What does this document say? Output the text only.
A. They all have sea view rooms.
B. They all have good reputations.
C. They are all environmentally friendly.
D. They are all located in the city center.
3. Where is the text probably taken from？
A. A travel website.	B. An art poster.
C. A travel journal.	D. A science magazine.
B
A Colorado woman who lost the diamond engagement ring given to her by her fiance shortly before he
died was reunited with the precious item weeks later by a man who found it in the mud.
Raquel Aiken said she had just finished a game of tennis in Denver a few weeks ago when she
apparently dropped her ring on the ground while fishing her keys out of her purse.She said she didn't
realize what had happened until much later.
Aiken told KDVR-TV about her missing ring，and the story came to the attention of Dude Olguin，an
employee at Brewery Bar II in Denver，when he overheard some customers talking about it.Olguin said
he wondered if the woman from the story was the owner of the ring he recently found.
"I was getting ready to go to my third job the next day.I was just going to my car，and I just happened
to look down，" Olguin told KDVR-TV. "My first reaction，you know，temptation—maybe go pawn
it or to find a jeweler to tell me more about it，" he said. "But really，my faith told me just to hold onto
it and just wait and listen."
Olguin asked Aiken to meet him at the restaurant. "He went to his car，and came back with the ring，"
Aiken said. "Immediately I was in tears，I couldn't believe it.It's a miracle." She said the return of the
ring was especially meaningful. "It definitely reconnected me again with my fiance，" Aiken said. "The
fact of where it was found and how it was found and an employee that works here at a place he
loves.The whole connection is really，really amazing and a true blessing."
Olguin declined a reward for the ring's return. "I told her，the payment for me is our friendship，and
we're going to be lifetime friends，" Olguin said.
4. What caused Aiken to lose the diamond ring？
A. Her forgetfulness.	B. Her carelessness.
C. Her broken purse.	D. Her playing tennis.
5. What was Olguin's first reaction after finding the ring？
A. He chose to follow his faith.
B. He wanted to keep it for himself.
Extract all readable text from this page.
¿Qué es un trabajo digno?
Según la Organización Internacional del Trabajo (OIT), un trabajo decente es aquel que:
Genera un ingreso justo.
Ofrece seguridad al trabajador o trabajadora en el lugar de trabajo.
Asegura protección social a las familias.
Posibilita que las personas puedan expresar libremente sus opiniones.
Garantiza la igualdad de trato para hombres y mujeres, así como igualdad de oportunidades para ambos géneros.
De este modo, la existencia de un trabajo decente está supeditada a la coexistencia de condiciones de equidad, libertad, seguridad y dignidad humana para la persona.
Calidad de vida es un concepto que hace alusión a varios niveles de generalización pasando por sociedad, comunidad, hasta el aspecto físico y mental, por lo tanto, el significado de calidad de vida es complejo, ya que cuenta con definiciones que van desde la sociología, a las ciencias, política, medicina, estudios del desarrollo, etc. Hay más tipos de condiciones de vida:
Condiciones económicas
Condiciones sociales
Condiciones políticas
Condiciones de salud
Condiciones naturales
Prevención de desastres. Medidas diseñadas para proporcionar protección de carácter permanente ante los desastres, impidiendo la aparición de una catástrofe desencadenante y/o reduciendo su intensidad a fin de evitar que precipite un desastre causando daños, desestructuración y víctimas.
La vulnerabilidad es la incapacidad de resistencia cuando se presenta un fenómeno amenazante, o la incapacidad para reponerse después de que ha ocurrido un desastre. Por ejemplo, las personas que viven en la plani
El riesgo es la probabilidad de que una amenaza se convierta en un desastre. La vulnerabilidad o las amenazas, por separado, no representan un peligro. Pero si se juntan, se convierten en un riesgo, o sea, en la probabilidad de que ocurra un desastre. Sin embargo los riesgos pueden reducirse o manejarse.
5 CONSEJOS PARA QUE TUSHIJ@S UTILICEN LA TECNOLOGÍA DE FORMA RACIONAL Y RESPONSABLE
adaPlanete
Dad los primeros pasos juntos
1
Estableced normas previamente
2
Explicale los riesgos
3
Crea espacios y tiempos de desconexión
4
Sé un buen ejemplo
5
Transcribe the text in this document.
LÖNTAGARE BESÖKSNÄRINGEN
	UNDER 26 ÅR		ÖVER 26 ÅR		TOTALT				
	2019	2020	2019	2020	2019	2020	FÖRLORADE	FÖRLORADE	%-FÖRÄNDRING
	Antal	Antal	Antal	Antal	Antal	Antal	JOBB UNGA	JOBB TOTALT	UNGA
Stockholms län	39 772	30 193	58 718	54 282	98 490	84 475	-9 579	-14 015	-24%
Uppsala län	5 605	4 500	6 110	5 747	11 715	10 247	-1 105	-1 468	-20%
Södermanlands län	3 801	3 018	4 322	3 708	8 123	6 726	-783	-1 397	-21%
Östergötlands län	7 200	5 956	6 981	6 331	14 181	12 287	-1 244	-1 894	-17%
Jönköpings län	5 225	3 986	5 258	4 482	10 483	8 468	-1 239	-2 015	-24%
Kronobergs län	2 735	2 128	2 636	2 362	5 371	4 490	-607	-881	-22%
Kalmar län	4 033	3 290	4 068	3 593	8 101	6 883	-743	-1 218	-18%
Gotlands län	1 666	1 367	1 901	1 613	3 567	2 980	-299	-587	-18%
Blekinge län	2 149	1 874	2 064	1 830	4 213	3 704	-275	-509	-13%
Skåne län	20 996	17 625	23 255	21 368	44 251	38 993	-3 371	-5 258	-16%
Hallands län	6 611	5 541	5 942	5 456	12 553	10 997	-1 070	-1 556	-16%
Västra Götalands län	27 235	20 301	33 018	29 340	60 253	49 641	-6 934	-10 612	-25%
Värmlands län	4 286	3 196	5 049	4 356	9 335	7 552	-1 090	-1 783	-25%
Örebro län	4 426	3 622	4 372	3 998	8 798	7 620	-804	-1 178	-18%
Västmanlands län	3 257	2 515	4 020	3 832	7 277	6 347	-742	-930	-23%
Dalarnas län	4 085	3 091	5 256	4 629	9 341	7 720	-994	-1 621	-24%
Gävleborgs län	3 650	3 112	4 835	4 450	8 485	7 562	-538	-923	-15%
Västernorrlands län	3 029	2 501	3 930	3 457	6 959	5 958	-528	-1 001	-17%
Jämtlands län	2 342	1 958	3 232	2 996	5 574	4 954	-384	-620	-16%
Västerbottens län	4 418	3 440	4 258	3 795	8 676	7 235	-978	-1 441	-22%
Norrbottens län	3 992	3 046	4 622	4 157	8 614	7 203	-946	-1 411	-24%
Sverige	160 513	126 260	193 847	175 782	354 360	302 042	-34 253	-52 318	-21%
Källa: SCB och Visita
....
**Aim**
Quote all of the entries verbatim.

**Expected answer**
What does this document say? Output the text only.
A. They all have sea view rooms.
B. They all have good reputations.
C. They are all environmentally friendly.
D. They are all located in the city center.
3. Where is the text probably taken from？
A. A travel website.	B. An art poster.
C. A travel journal.	D. A science magazine.
B
A Colorado woman who lost the diamond engagement ring given to her by her fiance shortly before he
died was reunited with the precious item weeks later by a man who found it in the mud.
Raquel Aiken said she had just finished a game of tennis in Denver a few weeks ago when she
apparently dropped her ring on the ground while fishing her keys out of her purse.She said she didn't
realize what had happened until much later.
Aiken told KDVR-TV about her missing ring，and the story came to the attention of Dude Olguin，an
employee at Brewery Bar II in Denver，when he overheard some customers talking about it.Olguin said
he wondered if the woman from the story was the owner of the ring he recently found.
"I was getting ready to go to my third job the next day.I was just going to my car，and I just happened
to look down，" Olguin told KDVR-TV. "My first reaction，you know，temptation—maybe go pawn
it or to find a jeweler to tell me more about it，" he said. "But really，my faith told me just to hold onto
it and just wait and listen."
Olguin asked Aiken to meet him at the restaurant. "He went to his car，and came back with the ring，"
Aiken said. "Immediately I was in tears，I couldn't believe it.It's a miracle." She said the return of the
ring was especially meaningful. "It definitely reconnected me again with my fiance，" Aiken said. "The
fact of where it was found and how it was found and an employee that works here at a place he
loves.The whole connection is really，really amazing and a true blessing."
Olguin declined a reward for the ring's return. "I told her，the payment for me is our friendship，and
we're going to be lifetime friends，" Olguin said.
4. What caused Aiken to lose the diamond ring？
A. Her forgetfulness.	B. Her carelessness.
C. Her broken purse.	D. Her playing tennis.
5. What was Olguin's first reaction after finding the ring？
A. He chose to follow his faith.
B. He wanted to keep it for himself.
Extract all readable text from this page.
¿Qué es un trabajo digno?
Según la Organización Internacional del Trabajo (OIT), un trabajo decente es aquel que:
Genera un ingreso justo.
Ofrece seguridad al trabajador o trabajadora en el lugar de trabajo.
Asegura protección social a las familias.
Posibilita que las personas puedan expresar libremente sus opiniones.
Garantiza la igualdad de trato para hombres y mujeres, así como igualdad de oportunidades para ambos géneros.
De este modo, la existencia de un trabajo decente está supeditada a la coexistencia de condiciones de equidad, libertad, seguridad y dignidad humana para la persona.
Calidad de vida es un concepto que hace alusión a varios niveles de generalización pasando por sociedad, comunidad, hasta el aspecto físico y mental, por lo tanto, el significado de calidad de vida es complejo, ya que cuenta con definiciones que van desde la sociología, a las ciencias, política, medicina, estudios del desarrollo, etc. Hay más tipos de condiciones de vida:
Condiciones económicas
Condiciones sociales
Condiciones políticas
Condiciones de salud
Condiciones naturales
Prevención de desastres. Medidas diseñadas para proporcionar protección de carácter permanente ante los desastres, impidiendo la aparición de una catástrofe desencadenante y/o reduciendo su intensidad a fin de evitar que precipite un desastre causando daños, desestructuración y víctimas.
La vulnerabilidad es la incapacidad de resistencia cuando se presenta un fenómeno amenazante, o la incapacidad para reponerse después de que ha ocurrido un desastre. Por ejemplo, las personas que viven en la plani
El riesgo es la probabilidad de que una amenaza se convierta en un desastre. La vulnerabilidad o las amenazas, por separado, no representan un peligro. Pero si se juntan, se convierten en un riesgo, o sea, en la probabilidad de que ocurra un desastre. Sin embargo los riesgos pueden reducirse o manejarse.
5 CONSEJOS PARA QUE TUSHIJ@S UTILICEN LA TECNOLOGÍA DE FORMA RACIONAL Y RESPONSABLE
adaPlanete
Dad los primeros pasos juntos
1
Estableced normas previamente
2
Explicale los riesgos
3
Crea espacios y tiempos de desconexión
4
Sé un buen ejemplo
5
Transcribe the text in this document.
LÖNTAGARE BESÖKSNÄRINGEN
	UNDER 26 ÅR		ÖVER 26 ÅR		TOTALT				
	2019	2020	2019	2020	2019	2020	FÖRLORADE	FÖRLORADE	%-FÖRÄNDRING
	Antal	Antal	Antal	Antal	Antal	Antal	JOBB UNGA	JOBB TOTALT	UNGA
Stockholms län	39 772	30 193	58 718	54 282	98 490	84 475	-9 579	-14 015	-24%
Uppsala län	5 605	4 500	6 110	5 747	11 715	10 247	-1 105	-1 468	-20%
Södermanlands län	3 801	3 018	4 322	3 708	8 123	6 726	-783	-1 397	-21%
Östergötlands län	7 200	5 956	6 981	6 331	14 181	12 287	-1 244	-1 894	-17%
Jönköpings län	5 225	3 986	5 258	4 482	10 483	8 468	-1 239	-2 015	-24%
Kronobergs län	2 735	2 128	2 636	2 362	5 371	4 490	-607	-881	-22%
Kalmar län	4 033	3 290	4 068	3 593	8 101	6 883	-743	-1 218	-18%
Gotlands län	1 666	1 367	1 901	1 613	3 567	2 980	-299	-587	-18%
Blekinge län	2 149	1 874	2 064	1 830	4 213	3 704	-275	-509	-13%
Skåne län	20 996	17 625	23 255	21 368	44 251	38 993	-3 371	-5 258	-16%
Hallands län	6 611	5 541	5 942	5 456	12 553	10 997	-1 070	-1 556	-16%
Västra Götalands län	27 235	20 301	33 018	29 340	60 253	49 641	-6 934	-10 612	-25%
Värmlands län	4 286	3 196	5 049	4 356	9 335	7 552	-1 090	-1 783	-25%
Örebro län	4 426	3 622	4 372	3 998	8 798	7 620	-804	-1 178	-18%
Västmanlands län	3 257	2 515	4 020	3 832	7 277	6 347	-742	-930	-23%
Dalarnas län	4 085	3 091	5 256	4 629	9 341	7 720	-994	-1 621	-24%
Gävleborgs län	3 650	3 112	4 835	4 450	8 485	7 562	-538	-923	-15%
Västernorrlands län	3 029	2 501	3 930	3 457	6 959	5 958	-528	-1 001	-17%
Jämtlands län	2 342	1 958	3 232	2 996	5 574	4 954	-384	-620	-16%
Västerbottens län	4 418	3 440	4 258	3 795	8 676	7 235	-978	-1 441	-22%
Norrbottens län	3 992	3 046	4 622	4 157	8 614	7 203	-946	-1 411	-24%
Sverige	160 513	126 260	193 847	175 782	354 360	302 042	-34 253	-52 318	-21%
Källa: SCB och Visita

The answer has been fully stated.